((
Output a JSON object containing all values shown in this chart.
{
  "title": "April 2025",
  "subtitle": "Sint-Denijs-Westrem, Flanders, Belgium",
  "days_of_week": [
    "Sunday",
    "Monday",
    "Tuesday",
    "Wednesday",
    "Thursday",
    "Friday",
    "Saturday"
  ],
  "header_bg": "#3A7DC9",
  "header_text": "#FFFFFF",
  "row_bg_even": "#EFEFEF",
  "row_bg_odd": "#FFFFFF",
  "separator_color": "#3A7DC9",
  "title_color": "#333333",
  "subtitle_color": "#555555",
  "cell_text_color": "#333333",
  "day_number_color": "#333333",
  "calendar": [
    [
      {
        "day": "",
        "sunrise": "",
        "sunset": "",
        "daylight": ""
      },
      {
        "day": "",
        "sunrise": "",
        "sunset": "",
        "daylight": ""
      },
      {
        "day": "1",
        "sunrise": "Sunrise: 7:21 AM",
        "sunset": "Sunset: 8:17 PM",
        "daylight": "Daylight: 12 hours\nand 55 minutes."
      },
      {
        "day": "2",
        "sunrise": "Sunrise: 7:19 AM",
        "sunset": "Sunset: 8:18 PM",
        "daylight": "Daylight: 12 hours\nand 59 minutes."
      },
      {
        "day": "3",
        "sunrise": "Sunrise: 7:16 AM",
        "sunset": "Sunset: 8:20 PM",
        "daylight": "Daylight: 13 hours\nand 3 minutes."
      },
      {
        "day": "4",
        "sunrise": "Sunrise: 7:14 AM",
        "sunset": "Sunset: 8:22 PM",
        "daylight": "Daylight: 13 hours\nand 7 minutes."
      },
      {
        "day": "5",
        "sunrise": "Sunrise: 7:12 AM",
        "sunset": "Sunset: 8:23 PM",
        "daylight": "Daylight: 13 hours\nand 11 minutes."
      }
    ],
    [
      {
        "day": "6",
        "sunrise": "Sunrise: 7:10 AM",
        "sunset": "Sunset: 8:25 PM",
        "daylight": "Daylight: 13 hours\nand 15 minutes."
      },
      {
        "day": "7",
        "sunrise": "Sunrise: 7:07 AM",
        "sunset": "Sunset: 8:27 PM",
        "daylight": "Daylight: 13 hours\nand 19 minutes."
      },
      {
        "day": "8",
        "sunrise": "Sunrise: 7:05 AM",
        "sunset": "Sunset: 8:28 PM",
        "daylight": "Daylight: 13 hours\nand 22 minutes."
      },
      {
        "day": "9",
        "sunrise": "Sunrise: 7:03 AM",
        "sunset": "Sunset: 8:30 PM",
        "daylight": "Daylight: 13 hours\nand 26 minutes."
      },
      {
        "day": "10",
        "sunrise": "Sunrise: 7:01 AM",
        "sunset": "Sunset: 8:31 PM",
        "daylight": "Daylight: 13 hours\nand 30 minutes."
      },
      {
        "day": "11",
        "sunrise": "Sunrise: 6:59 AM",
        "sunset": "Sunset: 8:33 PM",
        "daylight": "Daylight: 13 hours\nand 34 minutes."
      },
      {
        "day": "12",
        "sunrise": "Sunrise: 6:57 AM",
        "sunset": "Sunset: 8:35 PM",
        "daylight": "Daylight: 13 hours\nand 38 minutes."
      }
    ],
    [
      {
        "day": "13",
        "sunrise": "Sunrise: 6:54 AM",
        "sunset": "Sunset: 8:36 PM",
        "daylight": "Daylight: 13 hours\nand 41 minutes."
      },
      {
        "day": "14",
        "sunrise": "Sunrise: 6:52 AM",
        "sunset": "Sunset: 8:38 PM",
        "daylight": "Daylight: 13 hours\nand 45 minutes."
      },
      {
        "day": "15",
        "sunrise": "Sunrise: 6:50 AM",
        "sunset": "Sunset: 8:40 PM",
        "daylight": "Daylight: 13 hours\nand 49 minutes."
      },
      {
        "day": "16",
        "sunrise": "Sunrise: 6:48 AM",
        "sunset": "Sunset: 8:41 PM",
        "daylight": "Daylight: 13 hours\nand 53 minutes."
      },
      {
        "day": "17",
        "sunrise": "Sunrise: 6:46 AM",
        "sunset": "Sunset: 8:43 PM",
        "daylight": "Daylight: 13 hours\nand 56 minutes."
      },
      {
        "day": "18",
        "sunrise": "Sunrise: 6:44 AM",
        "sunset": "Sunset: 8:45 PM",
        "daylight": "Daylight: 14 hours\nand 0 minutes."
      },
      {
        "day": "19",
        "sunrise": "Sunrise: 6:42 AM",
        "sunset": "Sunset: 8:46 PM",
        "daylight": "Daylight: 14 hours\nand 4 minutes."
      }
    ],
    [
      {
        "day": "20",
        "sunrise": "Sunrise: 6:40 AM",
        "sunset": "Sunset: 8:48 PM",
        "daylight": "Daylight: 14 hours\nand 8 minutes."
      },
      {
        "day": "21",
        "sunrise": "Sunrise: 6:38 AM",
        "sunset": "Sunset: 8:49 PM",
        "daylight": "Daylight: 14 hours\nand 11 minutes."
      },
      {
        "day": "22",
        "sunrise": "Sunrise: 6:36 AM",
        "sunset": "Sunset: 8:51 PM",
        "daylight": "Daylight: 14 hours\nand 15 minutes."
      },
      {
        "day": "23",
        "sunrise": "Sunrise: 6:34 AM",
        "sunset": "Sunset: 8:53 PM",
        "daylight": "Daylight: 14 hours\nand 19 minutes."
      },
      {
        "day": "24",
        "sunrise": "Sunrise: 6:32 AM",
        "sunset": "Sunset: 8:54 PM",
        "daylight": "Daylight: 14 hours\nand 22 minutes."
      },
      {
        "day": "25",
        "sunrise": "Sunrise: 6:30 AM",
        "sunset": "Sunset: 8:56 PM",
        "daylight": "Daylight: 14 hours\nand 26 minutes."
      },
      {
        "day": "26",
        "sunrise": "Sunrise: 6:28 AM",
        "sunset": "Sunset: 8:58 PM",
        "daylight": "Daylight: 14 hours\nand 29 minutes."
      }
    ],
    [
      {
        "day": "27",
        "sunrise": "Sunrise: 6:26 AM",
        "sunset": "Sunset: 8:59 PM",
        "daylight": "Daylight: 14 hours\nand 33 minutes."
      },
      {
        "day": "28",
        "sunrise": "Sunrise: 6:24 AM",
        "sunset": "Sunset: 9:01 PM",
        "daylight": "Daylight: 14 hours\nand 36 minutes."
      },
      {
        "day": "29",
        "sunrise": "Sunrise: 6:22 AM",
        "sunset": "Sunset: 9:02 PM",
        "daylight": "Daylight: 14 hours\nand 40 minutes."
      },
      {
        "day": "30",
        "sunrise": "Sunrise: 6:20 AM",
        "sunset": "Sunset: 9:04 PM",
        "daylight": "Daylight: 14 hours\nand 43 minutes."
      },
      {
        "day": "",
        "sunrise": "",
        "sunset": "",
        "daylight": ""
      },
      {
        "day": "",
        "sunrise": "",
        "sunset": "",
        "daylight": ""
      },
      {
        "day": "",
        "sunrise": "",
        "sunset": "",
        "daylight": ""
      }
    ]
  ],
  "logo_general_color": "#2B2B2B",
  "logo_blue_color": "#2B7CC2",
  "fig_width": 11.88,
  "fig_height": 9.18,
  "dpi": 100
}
))
- Aim of the task -
Every record shown above must be echoed exactly.

- Result below -
Output a JSON object containing all values shown in this chart.
{
  "title": "April 2025",
  "subtitle": "Sint-Denijs-Westrem, Flanders, Belgium",
  "days_of_week": [
    "Sunday",
    "Monday",
    "Tuesday",
    "Wednesday",
    "Thursday",
    "Friday",
    "Saturday"
  ],
  "header_bg": "#3A7DC9",
  "header_text": "#FFFFFF",
  "row_bg_even": "#EFEFEF",
  "row_bg_odd": "#FFFFFF",
  "separator_color": "#3A7DC9",
  "title_color": "#333333",
  "subtitle_color": "#555555",
  "cell_text_color": "#333333",
  "day_number_color": "#333333",
  "calendar": [
    [
      {
        "day": "",
        "sunrise": "",
        "sunset": "",
        "daylight": ""
      },
      {
        "day": "",
        "sunrise": "",
        "sunset": "",
        "daylight": ""
      },
      {
        "day": "1",
        "sunrise": "Sunrise: 7:21 AM",
        "sunset": "Sunset: 8:17 PM",
        "daylight": "Daylight: 12 hours\nand 55 minutes."
      },
      {
        "day": "2",
        "sunrise": "Sunrise: 7:19 AM",
        "sunset": "Sunset: 8:18 PM",
        "daylight": "Daylight: 12 hours\nand 59 minutes."
      },
      {
        "day": "3",
        "sunrise": "Sunrise: 7:16 AM",
        "sunset": "Sunset: 8:20 PM",
        "daylight": "Daylight: 13 hours\nand 3 minutes."
      },
      {
        "day": "4",
        "sunrise": "Sunrise: 7:14 AM",
        "sunset": "Sunset: 8:22 PM",
        "daylight": "Daylight: 13 hours\nand 7 minutes."
      },
      {
        "day": "5",
        "sunrise": "Sunrise: 7:12 AM",
        "sunset": "Sunset: 8:23 PM",
        "daylight": "Daylight: 13 hours\nand 11 minutes."
      }
    ],
    [
      {
        "day": "6",
        "sunrise": "Sunrise: 7:10 AM",
        "sunset": "Sunset: 8:25 PM",
        "daylight": "Daylight: 13 hours\nand 15 minutes."
      },
      {
        "day": "7",
        "sunrise": "Sunrise: 7:07 AM",
        "sunset": "Sunset: 8:27 PM",
        "daylight": "Daylight: 13 hours\nand 19 minutes."
      },
      {
        "day": "8",
        "sunrise": "Sunrise: 7:05 AM",
        "sunset": "Sunset: 8:28 PM",
        "daylight": "Daylight: 13 hours\nand 22 minutes."
      },
      {
        "day": "9",
        "sunrise": "Sunrise: 7:03 AM",
        "sunset": "Sunset: 8:30 PM",
        "daylight": "Daylight: 13 hours\nand 26 minutes."
      },
      {
        "day": "10",
        "sunrise": "Sunrise: 7:01 AM",
        "sunset": "Sunset: 8:31 PM",
        "daylight": "Daylight: 13 hours\nand 30 minutes."
      },
      {
        "day": "11",
        "sunrise": "Sunrise: 6:59 AM",
        "sunset": "Sunset: 8:33 PM",
        "daylight": "Daylight: 13 hours\nand 34 minutes."
      },
      {
        "day": "12",
        "sunrise": "Sunrise: 6:57 AM",
        "sunset": "Sunset: 8:35 PM",
        "daylight": "Daylight: 13 hours\nand 38 minutes."
      }
    ],
    [
      {
        "day": "13",
        "sunrise": "Sunrise: 6:54 AM",
        "sunset": "Sunset: 8:36 PM",
        "daylight": "Daylight: 13 hours\nand 41 minutes."
      },
      {
        "day": "14",
        "sunrise": "Sunrise: 6:52 AM",
        "sunset": "Sunset: 8:38 PM",
        "daylight": "Daylight: 13 hours\nand 45 minutes."
      },
      {
        "day": "15",
        "sunrise": "Sunrise: 6:50 AM",
        "sunset": "Sunset: 8:40 PM",
        "daylight": "Daylight: 13 hours\nand 49 minutes."
      },
      {
        "day": "16",
        "sunrise": "Sunrise: 6:48 AM",
        "sunset": "Sunset: 8:41 PM",
        "daylight": "Daylight: 13 hours\nand 53 minutes."
      },
      {
        "day": "17",
        "sunrise": "Sunrise: 6:46 AM",
        "sunset": "Sunset: 8:43 PM",
        "daylight": "Daylight: 13 hours\nand 56 minutes."
      },
      {
        "day": "18",
        "sunrise": "Sunrise: 6:44 AM",
        "sunset": "Sunset: 8:45 PM",
        "daylight": "Daylight: 14 hours\nand 0 minutes."
      },
      {
        "day": "19",
        "sunrise": "Sunrise: 6:42 AM",
        "sunset": "Sunset: 8:46 PM",
        "daylight": "Daylight: 14 hours\nand 4 minutes."
      }
    ],
    [
      {
        "day": "20",
        "sunrise": "Sunrise: 6:40 AM",
        "sunset": "Sunset: 8:48 PM",
        "daylight": "Daylight: 14 hours\nand 8 minutes."
      },
      {
        "day": "21",
        "sunrise": "Sunrise: 6:38 AM",
        "sunset": "Sunset: 8:49 PM",
        "daylight": "Daylight: 14 hours\nand 11 minutes."
      },
      {
        "day": "22",
        "sunrise": "Sunrise: 6:36 AM",
        "sunset": "Sunset: 8:51 PM",
        "daylight": "Daylight: 14 hours\nand 15 minutes."
      },
      {
        "day": "23",
        "sunrise": "Sunrise: 6:34 AM",
        "sunset": "Sunset: 8:53 PM",
        "daylight": "Daylight: 14 hours\nand 19 minutes."
      },
      {
        "day": "24",
        "sunrise": "Sunrise: 6:32 AM",
        "sunset": "Sunset: 8:54 PM",
        "daylight": "Daylight: 14 hours\nand 22 minutes."
      },
      {
        "day": "25",
        "sunrise": "Sunrise: 6:30 AM",
        "sunset": "Sunset: 8:56 PM",
        "daylight": "Daylight: 14 hours\nand 26 minutes."
      },
      {
        "day": "26",
        "sunrise": "Sunrise: 6:28 AM",
        "sunset": "Sunset: 8:58 PM",
        "daylight": "Daylight: 14 hours\nand 29 minutes."
      }
    ],
    [
      {
        "day": "27",
        "sunrise": "Sunrise: 6:26 AM",
        "sunset": "Sunset: 8:59 PM",
        "daylight": "Daylight: 14 hours\nand 33 minutes."
      },
      {
        "day": "28",
        "sunrise": "Sunrise: 6:24 AM",
        "sunset": "Sunset: 9:01 PM",
        "daylight": "Daylight: 14 hours\nand 36 minutes."
      },
      {
        "day": "29",
        "sunrise": "Sunrise: 6:22 AM",
        "sunset": "Sunset: 9:02 PM",
        "daylight": "Daylight: 14 hours\nand 40 minutes."
      },
      {
        "day": "30",
        "sunrise": "Sunrise: 6:20 AM",
        "sunset": "Sunset: 9:04 PM",
        "daylight": "Daylight: 14 hours\nand 43 minutes."
      },
      {
        "day": "",
        "sunrise": "",
        "sunset": "",
        "daylight": ""
      },
      {
        "day": "",
        "sunrise": "",
        "sunset": "",
        "daylight": ""
      },
      {
        "day": "",
        "sunrise": "",
        "sunset": "",
        "daylight": ""
      }
    ]
  ],
  "logo_general_color": "#2B2B2B",
  "logo_blue_color": "#2B7CC2",
  "fig_width": 11.88,
  "fig_height": 9.18,
  "dpi": 100
}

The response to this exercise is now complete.